Excerpted records:
######

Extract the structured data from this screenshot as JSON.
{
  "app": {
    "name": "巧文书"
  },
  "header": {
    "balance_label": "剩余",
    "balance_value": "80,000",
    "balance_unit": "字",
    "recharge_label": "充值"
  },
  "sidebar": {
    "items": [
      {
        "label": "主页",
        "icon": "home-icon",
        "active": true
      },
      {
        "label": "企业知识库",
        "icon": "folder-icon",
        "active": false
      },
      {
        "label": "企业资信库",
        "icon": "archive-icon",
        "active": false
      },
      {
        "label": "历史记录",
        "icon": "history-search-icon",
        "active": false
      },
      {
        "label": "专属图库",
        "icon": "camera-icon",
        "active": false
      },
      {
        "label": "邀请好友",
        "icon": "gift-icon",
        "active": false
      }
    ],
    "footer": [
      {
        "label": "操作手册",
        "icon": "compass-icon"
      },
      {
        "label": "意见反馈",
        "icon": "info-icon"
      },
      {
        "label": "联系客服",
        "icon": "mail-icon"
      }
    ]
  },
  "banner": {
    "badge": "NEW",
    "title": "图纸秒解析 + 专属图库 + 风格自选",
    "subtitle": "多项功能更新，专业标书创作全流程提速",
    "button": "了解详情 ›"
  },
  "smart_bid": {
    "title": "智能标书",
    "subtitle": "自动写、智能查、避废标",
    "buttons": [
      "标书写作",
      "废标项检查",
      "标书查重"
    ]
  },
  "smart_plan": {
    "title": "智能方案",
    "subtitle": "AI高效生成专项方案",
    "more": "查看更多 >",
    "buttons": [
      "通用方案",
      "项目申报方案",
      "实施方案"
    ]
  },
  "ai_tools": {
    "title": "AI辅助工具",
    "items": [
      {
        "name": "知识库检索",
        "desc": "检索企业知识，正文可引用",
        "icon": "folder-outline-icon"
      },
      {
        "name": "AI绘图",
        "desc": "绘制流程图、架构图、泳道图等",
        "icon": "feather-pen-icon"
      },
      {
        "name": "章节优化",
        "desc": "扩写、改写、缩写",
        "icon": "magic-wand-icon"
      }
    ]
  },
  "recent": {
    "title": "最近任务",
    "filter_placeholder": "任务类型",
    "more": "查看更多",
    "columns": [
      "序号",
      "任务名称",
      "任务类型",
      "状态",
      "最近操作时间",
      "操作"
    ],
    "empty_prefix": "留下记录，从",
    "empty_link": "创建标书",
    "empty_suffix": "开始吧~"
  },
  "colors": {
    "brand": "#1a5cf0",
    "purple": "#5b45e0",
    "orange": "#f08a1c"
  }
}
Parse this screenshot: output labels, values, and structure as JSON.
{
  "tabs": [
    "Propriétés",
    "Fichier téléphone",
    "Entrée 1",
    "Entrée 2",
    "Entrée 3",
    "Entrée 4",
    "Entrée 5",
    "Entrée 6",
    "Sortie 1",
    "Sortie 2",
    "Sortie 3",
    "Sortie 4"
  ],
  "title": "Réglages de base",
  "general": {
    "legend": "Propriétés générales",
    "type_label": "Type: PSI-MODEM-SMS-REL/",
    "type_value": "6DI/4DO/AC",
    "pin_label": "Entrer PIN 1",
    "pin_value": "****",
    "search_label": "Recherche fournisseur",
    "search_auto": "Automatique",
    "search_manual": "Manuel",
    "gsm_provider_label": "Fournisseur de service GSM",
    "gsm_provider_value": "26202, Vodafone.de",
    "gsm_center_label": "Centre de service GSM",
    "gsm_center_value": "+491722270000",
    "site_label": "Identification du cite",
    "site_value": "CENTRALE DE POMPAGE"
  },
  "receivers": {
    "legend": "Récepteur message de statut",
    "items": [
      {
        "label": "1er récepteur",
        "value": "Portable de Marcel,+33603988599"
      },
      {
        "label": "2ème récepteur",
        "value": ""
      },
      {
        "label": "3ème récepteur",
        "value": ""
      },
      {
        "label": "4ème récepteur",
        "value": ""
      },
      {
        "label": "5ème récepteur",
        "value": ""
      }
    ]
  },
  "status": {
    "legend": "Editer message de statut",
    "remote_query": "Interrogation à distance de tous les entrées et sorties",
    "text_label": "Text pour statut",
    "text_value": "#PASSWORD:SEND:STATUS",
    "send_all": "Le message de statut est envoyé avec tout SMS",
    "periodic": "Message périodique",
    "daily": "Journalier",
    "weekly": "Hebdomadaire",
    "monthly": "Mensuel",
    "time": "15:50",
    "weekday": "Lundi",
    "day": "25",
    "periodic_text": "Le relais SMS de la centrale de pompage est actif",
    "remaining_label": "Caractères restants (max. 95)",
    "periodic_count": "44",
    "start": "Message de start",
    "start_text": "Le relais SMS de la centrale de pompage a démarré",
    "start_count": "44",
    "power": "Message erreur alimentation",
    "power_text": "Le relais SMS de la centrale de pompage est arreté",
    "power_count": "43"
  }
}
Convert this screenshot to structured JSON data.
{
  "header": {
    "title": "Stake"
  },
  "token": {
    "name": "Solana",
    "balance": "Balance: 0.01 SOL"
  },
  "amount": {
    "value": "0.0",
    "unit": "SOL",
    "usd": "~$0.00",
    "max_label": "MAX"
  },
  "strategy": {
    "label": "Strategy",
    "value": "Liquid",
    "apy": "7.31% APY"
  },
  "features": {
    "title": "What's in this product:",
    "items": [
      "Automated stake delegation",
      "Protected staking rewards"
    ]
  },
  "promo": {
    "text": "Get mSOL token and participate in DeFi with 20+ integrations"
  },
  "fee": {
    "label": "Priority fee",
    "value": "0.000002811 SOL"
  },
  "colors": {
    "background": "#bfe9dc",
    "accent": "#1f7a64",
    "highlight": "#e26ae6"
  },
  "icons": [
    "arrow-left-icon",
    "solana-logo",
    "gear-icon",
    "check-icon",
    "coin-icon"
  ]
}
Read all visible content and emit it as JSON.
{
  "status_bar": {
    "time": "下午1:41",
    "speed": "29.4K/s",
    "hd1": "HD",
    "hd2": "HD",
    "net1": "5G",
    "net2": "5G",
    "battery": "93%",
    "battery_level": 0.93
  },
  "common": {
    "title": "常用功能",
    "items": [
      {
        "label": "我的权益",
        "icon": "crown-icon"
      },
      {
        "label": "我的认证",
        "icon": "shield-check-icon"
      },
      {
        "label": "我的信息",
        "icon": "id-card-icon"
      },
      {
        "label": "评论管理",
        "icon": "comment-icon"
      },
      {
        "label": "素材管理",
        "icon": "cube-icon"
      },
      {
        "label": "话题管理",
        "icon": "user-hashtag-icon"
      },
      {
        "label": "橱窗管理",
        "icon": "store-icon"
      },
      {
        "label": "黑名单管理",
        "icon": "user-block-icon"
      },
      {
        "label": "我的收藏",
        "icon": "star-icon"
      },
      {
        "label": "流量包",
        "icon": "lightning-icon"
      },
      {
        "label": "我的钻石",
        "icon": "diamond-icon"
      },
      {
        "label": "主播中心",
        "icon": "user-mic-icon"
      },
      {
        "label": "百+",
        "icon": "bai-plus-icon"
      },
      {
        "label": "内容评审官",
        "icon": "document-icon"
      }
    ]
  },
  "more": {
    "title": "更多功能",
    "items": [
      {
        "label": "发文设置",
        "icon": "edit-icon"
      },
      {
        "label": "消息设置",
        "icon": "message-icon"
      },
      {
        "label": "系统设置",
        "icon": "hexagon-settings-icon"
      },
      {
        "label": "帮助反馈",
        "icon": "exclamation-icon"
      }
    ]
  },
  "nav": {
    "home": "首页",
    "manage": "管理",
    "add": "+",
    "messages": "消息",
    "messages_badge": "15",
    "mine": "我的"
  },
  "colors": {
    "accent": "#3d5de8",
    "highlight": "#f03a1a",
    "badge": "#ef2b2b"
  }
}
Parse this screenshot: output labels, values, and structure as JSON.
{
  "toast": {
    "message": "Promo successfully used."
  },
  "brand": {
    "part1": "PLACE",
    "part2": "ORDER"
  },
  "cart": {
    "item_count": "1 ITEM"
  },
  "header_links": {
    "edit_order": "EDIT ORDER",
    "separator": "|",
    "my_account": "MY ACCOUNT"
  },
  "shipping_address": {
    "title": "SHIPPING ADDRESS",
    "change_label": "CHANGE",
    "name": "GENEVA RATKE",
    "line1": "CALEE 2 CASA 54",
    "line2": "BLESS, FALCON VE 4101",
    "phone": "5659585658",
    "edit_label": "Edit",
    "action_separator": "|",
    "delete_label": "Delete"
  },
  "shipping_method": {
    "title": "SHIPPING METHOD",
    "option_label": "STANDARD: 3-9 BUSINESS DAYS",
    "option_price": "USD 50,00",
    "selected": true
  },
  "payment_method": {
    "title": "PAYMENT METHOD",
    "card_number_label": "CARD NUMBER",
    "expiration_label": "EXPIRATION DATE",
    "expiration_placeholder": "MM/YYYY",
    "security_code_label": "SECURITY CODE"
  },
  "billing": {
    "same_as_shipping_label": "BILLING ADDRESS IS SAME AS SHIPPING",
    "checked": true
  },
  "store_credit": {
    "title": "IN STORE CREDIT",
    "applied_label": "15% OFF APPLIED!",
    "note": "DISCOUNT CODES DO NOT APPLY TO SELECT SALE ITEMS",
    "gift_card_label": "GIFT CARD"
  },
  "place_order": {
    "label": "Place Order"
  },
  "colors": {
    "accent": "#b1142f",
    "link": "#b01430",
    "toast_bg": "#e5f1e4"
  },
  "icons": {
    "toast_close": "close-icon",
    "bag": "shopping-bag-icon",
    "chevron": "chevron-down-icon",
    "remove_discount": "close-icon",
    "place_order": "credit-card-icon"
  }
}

######

Exercise description: Look through the records and gather every line containing "statut".

Written reply:
    "legend": "Récepteur message de statut",
    "legend": "Editer message de statut",
    "text_label": "Text pour statut",
    "send_all": "Le message de statut est envoyé avec tout SMS",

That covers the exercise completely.